Exercise objective » Count every line in the following entries where the word "name" appears. Give the count alone.

Materials provided »
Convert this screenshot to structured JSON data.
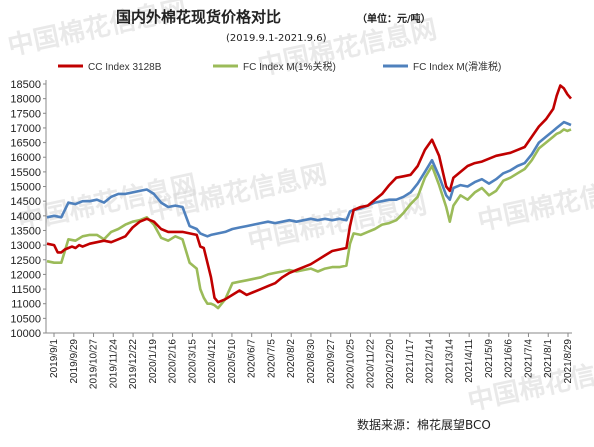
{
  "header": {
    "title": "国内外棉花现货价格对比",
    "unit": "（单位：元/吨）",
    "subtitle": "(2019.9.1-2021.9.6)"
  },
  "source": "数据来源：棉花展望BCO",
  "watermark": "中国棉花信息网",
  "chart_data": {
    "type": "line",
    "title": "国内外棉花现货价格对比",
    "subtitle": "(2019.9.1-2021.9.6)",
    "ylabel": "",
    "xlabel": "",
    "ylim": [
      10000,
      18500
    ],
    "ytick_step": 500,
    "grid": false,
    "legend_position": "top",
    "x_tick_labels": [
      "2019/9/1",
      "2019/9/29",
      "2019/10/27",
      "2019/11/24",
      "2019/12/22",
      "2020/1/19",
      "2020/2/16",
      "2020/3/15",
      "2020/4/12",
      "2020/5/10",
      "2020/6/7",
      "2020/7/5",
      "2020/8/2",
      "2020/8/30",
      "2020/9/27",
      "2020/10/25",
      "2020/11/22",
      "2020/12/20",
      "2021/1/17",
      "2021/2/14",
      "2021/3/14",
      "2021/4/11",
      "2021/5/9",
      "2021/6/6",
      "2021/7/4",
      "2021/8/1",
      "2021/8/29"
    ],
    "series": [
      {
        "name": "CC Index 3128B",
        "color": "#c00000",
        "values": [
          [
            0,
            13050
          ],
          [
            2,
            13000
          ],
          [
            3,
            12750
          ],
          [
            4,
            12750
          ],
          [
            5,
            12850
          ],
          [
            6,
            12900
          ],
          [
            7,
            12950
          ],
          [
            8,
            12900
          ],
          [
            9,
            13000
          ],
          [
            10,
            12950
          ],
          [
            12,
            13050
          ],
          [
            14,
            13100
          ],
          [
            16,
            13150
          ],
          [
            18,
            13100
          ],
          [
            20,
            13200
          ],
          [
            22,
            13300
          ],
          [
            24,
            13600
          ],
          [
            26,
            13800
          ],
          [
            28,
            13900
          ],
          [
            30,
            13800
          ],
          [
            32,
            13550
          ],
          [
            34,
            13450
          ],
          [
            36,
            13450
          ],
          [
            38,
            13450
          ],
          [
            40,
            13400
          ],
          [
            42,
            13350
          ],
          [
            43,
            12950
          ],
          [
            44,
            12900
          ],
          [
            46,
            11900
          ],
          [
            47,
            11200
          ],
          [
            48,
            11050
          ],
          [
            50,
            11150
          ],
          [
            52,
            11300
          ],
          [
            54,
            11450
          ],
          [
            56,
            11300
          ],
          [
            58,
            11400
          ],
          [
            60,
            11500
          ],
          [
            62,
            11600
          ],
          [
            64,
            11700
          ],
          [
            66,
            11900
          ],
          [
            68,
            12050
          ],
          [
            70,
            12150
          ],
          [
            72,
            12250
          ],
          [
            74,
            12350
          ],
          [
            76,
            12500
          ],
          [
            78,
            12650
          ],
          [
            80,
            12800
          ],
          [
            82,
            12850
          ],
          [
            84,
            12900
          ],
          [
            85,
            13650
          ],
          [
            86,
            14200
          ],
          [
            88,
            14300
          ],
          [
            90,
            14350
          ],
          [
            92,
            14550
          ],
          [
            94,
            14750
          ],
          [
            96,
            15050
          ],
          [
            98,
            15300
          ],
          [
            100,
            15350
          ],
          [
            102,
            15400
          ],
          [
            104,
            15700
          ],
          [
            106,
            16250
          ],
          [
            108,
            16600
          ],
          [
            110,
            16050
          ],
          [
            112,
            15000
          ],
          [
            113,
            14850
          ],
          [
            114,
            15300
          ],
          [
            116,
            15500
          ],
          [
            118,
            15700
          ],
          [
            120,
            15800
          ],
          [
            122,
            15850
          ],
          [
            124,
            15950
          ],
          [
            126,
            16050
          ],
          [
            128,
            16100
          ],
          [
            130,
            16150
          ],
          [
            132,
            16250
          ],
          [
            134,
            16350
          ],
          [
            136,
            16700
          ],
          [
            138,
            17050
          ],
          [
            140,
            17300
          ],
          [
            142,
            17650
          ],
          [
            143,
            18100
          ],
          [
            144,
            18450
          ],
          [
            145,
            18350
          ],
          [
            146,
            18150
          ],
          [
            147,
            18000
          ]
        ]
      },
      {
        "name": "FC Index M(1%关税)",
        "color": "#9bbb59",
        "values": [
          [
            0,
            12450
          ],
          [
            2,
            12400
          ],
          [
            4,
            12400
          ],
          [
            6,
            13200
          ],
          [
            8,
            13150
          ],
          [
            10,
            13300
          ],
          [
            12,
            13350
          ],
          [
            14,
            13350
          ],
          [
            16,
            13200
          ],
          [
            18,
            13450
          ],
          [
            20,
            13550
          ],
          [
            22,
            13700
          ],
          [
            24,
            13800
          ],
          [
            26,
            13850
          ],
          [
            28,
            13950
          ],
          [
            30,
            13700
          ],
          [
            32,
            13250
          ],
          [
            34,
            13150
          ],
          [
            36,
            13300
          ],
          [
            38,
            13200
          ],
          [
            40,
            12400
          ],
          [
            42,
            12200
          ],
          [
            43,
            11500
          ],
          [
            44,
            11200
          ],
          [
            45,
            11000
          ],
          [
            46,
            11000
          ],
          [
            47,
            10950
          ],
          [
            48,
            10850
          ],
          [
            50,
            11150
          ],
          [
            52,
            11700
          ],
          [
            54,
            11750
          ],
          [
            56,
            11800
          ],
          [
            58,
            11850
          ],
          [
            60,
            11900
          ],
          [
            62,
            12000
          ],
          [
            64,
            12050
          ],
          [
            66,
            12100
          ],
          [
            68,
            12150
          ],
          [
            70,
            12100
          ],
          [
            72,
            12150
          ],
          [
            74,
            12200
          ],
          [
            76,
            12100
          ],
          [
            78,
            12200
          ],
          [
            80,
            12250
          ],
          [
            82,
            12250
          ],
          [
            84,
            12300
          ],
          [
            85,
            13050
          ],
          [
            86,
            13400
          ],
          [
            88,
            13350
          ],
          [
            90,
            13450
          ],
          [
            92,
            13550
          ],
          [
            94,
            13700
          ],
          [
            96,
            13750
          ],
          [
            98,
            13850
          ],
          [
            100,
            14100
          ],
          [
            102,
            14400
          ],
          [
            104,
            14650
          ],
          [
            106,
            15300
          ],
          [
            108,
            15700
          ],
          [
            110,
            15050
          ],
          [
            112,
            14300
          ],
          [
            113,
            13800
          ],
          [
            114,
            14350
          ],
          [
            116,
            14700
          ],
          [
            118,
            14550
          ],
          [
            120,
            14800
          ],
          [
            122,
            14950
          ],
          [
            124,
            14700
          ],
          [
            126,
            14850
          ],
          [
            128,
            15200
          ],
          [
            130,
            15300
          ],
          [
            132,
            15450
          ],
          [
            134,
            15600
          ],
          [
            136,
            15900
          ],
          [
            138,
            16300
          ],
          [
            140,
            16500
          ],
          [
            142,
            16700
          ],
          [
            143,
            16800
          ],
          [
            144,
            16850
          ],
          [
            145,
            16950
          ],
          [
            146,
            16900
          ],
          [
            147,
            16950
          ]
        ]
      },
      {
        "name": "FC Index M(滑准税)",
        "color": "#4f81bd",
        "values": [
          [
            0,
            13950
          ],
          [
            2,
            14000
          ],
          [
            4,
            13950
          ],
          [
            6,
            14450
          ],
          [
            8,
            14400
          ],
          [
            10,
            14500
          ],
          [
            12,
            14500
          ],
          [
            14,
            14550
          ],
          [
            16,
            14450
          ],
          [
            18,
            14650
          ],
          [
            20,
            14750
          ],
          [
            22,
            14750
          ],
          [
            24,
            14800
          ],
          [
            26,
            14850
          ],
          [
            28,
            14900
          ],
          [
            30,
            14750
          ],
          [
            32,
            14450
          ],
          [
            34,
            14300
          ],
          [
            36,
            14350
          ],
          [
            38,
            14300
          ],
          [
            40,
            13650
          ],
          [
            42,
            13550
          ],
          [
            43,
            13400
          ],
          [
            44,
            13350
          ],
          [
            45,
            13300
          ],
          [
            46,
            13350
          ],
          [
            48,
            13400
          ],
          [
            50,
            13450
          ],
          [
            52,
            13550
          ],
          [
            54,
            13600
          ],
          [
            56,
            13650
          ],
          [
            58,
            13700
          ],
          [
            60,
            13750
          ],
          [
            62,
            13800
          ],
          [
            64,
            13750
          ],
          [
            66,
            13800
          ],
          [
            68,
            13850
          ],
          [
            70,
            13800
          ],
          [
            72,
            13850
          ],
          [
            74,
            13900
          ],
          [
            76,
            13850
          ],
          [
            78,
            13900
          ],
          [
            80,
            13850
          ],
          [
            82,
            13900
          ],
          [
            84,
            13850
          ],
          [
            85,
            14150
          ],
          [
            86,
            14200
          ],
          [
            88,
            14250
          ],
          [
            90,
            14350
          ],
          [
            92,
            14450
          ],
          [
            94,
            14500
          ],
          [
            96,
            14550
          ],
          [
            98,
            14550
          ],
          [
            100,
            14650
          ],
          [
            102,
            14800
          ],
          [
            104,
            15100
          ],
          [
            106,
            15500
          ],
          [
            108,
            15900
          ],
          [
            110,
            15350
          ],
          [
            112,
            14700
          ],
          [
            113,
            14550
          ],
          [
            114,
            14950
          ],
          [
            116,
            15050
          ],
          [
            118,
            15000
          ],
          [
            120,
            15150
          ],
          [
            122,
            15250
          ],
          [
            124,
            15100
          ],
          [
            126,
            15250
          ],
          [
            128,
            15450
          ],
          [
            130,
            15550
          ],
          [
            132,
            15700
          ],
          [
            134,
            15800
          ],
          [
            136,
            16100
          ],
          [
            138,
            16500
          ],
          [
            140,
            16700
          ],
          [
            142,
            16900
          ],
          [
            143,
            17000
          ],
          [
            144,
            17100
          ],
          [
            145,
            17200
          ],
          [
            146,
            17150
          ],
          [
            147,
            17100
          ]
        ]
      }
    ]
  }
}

---

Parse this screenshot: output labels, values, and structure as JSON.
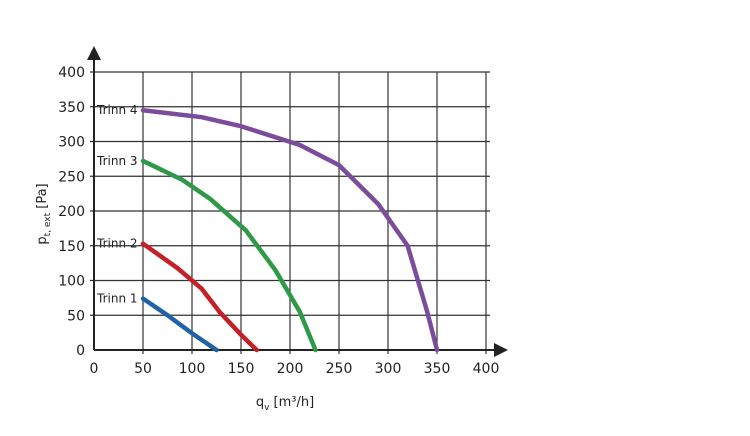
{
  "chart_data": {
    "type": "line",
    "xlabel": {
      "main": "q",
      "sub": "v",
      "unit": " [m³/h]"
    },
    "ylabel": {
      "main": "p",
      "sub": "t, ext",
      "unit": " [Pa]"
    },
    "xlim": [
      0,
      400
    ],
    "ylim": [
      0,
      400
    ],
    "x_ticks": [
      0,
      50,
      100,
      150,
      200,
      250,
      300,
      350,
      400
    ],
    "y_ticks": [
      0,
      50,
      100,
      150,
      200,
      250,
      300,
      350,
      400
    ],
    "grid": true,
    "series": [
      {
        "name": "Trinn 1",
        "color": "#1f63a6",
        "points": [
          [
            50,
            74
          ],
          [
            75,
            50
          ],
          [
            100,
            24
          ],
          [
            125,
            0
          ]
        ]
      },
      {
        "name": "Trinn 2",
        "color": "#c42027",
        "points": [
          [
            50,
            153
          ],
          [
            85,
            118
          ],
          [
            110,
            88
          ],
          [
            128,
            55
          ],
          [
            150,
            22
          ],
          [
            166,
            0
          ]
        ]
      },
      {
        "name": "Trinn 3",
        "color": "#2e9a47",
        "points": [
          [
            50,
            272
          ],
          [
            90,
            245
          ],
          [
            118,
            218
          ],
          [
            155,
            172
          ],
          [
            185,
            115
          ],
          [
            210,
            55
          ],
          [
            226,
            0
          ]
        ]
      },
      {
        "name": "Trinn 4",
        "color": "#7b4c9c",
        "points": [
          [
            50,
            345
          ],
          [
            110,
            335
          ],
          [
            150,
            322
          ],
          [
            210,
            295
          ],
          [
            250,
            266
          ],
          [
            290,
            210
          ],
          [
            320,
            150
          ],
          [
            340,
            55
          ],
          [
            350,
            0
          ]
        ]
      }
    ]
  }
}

Exercise solution » 7